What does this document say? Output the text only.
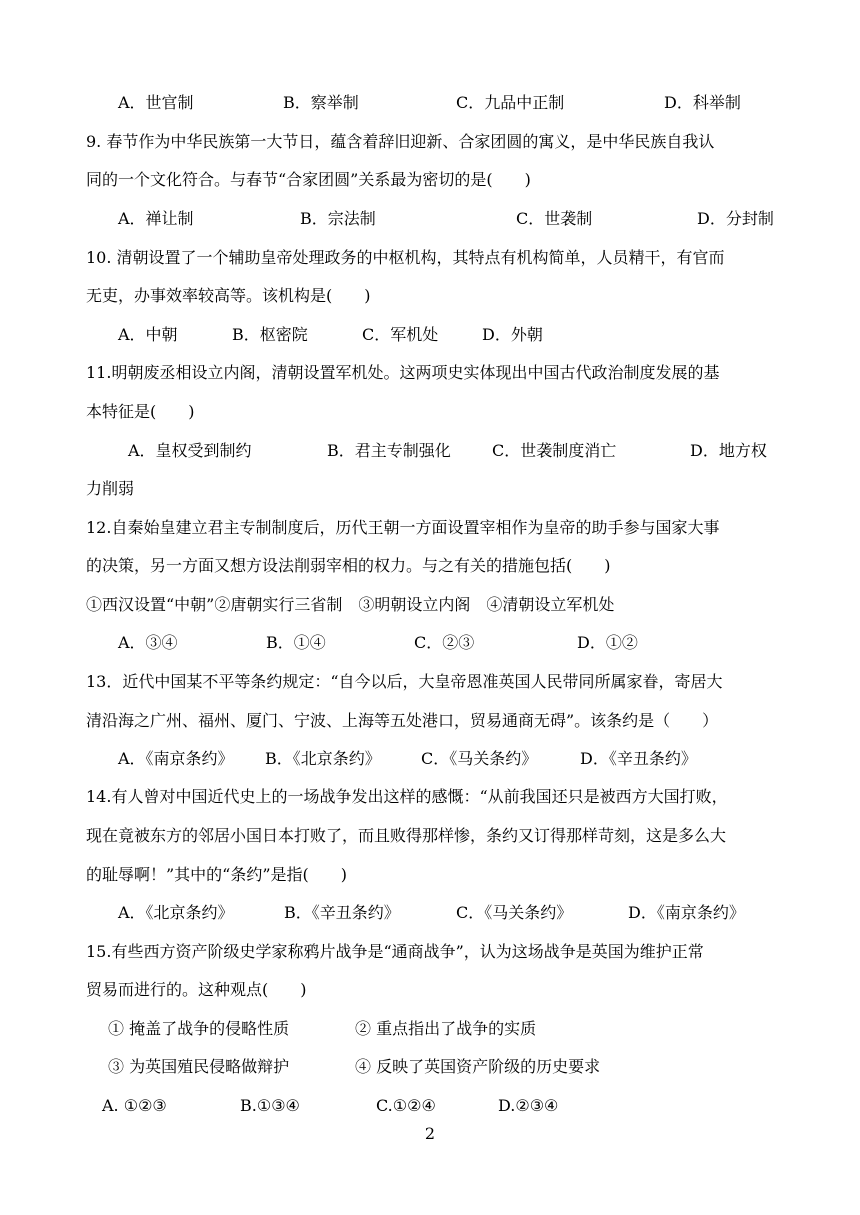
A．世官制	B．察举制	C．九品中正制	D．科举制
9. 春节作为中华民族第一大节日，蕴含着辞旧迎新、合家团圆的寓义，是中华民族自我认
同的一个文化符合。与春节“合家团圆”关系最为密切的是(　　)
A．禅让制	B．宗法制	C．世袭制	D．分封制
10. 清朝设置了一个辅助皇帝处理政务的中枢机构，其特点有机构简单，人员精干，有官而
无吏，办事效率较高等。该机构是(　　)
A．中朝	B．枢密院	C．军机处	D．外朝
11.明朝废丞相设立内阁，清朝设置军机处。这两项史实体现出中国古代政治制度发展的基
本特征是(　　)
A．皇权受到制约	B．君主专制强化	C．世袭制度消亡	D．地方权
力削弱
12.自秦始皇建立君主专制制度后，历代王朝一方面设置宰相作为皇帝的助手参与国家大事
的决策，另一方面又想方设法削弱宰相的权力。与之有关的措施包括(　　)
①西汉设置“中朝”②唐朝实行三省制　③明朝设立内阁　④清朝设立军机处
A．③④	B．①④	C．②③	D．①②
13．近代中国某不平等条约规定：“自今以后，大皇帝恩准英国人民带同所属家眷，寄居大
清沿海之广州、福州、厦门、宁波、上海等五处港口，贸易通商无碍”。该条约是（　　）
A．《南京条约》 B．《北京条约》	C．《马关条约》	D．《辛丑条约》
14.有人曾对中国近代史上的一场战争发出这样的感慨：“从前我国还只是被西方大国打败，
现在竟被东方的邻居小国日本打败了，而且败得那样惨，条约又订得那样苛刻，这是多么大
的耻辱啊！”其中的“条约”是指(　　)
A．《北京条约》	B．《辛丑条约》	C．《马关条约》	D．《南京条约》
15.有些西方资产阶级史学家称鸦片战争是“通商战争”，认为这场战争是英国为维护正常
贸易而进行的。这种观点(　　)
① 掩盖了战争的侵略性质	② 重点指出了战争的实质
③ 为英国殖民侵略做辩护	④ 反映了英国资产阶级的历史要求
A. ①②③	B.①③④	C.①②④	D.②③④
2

## What the task asks
Tell how many lines above contain the word "北京条约". Give the number alone.

## The completed task
2